[Begin]
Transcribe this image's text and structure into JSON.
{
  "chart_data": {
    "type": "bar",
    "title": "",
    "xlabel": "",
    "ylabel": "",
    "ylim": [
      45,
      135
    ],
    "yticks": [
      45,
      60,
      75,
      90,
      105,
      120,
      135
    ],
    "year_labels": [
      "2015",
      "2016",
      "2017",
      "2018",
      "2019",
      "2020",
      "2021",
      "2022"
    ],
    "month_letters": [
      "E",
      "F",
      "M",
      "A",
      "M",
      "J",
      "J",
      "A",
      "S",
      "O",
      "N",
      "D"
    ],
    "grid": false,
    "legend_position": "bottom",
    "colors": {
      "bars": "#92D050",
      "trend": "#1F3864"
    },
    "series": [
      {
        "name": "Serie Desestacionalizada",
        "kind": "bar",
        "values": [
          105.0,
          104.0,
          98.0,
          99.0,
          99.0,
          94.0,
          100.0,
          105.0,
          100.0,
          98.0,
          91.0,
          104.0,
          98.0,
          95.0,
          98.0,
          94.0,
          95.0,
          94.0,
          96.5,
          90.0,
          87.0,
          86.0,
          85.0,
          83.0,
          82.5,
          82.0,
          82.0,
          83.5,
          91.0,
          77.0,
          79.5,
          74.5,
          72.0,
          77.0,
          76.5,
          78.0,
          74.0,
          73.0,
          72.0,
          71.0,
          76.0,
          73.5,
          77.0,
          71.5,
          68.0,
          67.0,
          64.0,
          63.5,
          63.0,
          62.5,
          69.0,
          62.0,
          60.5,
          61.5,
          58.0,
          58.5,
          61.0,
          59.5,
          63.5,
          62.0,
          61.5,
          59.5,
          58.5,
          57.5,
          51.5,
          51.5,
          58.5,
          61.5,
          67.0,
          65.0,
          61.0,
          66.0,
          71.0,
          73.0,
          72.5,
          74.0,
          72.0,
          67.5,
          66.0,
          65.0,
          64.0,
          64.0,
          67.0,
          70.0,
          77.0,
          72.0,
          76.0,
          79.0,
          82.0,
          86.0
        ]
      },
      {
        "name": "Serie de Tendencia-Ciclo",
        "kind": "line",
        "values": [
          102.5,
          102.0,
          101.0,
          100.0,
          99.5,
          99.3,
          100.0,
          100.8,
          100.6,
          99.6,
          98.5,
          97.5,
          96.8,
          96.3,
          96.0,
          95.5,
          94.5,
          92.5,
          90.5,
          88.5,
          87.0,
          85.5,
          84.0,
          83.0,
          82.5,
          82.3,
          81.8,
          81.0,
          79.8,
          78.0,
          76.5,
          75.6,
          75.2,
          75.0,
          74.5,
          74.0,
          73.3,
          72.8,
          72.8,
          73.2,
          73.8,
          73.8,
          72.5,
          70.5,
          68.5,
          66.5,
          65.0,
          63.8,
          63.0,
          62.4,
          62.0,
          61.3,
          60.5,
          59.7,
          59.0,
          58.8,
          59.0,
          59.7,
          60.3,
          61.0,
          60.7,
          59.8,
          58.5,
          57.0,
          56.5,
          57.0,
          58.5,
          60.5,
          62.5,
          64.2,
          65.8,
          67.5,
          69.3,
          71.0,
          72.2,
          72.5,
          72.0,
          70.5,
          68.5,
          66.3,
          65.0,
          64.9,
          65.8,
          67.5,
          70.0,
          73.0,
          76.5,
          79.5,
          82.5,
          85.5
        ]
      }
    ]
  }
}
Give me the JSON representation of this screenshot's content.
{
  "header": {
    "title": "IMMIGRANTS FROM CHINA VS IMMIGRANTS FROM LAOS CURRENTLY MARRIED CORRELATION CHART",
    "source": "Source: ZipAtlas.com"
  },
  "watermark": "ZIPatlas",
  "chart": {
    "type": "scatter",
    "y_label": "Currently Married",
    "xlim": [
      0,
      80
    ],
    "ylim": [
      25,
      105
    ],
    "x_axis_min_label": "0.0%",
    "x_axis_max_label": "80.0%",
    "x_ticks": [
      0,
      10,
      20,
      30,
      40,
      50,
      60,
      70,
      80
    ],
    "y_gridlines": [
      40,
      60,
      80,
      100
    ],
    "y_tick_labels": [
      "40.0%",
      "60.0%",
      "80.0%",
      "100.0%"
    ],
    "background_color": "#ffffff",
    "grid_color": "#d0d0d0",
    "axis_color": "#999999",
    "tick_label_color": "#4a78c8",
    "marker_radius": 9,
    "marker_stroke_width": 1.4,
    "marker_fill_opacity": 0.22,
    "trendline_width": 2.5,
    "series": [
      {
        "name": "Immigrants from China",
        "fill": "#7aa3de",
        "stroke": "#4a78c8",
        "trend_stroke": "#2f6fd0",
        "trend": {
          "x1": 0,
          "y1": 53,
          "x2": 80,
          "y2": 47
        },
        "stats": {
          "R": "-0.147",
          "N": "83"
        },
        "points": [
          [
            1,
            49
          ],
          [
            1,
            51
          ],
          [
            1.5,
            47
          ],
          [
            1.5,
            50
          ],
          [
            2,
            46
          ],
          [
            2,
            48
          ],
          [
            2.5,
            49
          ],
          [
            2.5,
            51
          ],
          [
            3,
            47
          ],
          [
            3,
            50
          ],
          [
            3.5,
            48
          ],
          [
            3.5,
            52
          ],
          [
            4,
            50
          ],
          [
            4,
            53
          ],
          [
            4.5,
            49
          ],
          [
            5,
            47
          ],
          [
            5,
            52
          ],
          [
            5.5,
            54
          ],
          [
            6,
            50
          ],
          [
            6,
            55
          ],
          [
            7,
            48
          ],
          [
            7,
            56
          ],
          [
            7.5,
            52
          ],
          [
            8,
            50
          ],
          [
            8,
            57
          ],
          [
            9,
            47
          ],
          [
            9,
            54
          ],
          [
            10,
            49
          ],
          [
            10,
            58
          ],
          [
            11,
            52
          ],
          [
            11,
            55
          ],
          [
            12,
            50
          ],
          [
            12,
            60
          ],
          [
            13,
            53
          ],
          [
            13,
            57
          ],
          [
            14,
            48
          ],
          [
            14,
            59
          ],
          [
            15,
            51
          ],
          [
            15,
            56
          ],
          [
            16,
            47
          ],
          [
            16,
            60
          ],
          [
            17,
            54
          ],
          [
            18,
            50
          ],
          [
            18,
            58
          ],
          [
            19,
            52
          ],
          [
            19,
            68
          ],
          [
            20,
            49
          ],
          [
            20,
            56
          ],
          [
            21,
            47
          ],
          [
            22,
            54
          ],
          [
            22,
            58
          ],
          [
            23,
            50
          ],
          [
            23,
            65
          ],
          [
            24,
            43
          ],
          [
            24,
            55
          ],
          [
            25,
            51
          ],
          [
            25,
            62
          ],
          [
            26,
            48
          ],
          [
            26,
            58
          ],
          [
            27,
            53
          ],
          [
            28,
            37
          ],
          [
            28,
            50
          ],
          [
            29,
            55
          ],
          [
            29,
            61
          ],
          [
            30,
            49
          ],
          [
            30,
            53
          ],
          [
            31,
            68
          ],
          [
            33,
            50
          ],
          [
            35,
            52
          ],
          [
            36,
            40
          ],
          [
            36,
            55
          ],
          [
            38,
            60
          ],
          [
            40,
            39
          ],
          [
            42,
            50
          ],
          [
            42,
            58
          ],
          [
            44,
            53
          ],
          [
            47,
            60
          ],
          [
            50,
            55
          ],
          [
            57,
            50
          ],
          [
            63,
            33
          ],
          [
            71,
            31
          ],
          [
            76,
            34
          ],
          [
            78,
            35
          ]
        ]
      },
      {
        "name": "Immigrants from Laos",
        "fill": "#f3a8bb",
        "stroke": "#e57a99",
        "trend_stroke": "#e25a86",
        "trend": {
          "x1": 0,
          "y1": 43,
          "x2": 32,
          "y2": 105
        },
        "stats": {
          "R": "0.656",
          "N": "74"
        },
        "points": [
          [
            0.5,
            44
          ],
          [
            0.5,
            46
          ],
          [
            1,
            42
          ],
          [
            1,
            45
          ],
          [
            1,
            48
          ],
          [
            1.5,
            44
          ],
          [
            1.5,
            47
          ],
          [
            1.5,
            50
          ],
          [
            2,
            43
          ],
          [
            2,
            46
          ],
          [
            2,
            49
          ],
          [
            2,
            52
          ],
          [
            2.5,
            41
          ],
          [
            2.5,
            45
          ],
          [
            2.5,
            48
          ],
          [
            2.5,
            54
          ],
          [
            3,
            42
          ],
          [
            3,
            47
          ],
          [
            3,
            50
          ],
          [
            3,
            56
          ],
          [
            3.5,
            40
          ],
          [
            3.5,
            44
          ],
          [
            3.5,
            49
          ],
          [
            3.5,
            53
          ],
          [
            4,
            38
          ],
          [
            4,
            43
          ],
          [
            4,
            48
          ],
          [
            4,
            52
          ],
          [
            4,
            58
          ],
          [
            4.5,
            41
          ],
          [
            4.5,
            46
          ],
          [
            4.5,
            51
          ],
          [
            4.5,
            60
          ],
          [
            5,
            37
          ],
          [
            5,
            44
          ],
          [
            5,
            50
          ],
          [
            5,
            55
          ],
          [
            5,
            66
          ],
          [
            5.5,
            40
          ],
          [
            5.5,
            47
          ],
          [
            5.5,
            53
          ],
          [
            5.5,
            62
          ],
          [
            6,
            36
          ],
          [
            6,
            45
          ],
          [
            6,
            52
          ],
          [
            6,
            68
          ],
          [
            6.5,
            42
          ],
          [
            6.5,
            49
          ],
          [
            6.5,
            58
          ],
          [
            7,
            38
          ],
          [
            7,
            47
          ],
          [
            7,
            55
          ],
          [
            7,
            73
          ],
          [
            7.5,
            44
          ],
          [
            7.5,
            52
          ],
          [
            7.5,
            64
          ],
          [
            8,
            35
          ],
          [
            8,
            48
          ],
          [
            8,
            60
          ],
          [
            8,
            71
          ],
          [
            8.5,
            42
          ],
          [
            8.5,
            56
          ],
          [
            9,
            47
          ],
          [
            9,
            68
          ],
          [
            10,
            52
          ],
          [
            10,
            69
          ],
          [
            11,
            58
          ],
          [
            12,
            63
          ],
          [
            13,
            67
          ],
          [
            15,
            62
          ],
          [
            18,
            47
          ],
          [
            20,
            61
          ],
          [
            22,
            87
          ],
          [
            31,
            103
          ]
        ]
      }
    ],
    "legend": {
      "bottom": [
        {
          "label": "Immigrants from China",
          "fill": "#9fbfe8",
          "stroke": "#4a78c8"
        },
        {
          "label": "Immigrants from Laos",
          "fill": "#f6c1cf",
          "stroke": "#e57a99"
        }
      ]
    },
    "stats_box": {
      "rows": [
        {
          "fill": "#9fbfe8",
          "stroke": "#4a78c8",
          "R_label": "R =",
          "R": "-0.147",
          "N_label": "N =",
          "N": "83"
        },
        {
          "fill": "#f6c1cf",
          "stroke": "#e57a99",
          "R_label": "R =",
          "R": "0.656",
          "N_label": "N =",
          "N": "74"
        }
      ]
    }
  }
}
[End]
Go through the records above, find every line with the word "JSON", and list those lines.

■ Exercise response:
Transcribe this image's text and structure into JSON.
Give me the JSON representation of this screenshot's content.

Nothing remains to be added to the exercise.